Search the data below for the string "演示教学法". Extract every line that contains it.
— BEGIN INPUT —
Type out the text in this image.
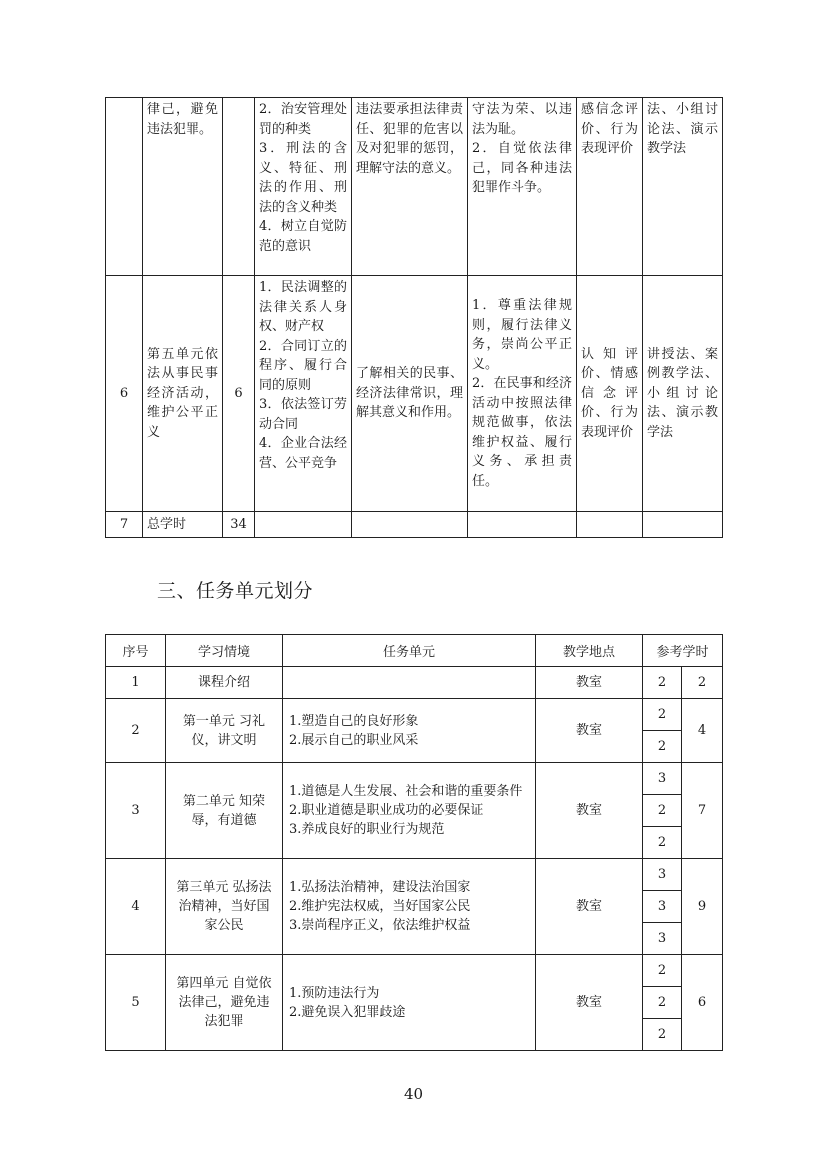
	律己，避免违法犯罪。		2．治安管理处罚的种类
3．刑法的含义、特征、刑法的作用、刑法的含义种类
4．树立自觉防范的意识	违法要承担法律责任、犯罪的危害以及对犯罪的惩罚，理解守法的意义。	守法为荣、以违法为耻。
2．自觉依法律己，同各种违法犯罪作斗争。	感信念评价、行为表现评价	法、小组讨论法、演示教学法
6	第五单元依法从事民事经济活动，维护公平正义	6	1．民法调整的法律关系人身权、财产权
2．合同订立的程序、履行合同的原则
3．依法签订劳动合同
4．企业合法经营、公平竞争	了解相关的民事、经济法律常识，理解其意义和作用。	1．尊重法律规则，履行法律义务，崇尚公平正义。
2．在民事和经济活动中按照法律规范做事，依法维护权益、履行义务、承担责任。	认知评价、情感信念评价、行为表现评价	讲授法、案例教学法、小组讨论法、演示教学法
7	总学时	34					
三、任务单元划分
序号	学习情境	任务单元	教学地点	参考学时	
1	课程介绍		教室	2	2
2	第一单元 习礼仪，讲文明	1.塑造自己的良好形象
2.展示自己的职业风采	教室	2	4
				2	
3	第二单元 知荣辱，有道德	1.道德是人生发展、社会和谐的重要条件
2.职业道德是职业成功的必要保证
3.养成良好的职业行为规范	教室	3	7
				2	
				2	
4	第三单元 弘扬法治精神，当好国家公民	1.弘扬法治精神，建设法治国家
2.维护宪法权威，当好国家公民
3.崇尚程序正义，依法维护权益	教室	3	9
				3	
				3	
5	第四单元 自觉依法律己，避免违法犯罪	1.预防违法行为
2.避免误入犯罪歧途	教室	2	6
				2	
				2	
40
— END INPUT —
WRITTEN RESPONSE:
2．自觉依法律己，同各种违法犯罪作斗争。	感信念评价、行为表现评价	法、小组讨论法、演示教学法
2．在民事和经济活动中按照法律规范做事，依法维护权益、履行义务、承担责任。	认知评价、情感信念评价、行为表现评价	讲授法、案例教学法、小组讨论法、演示教学法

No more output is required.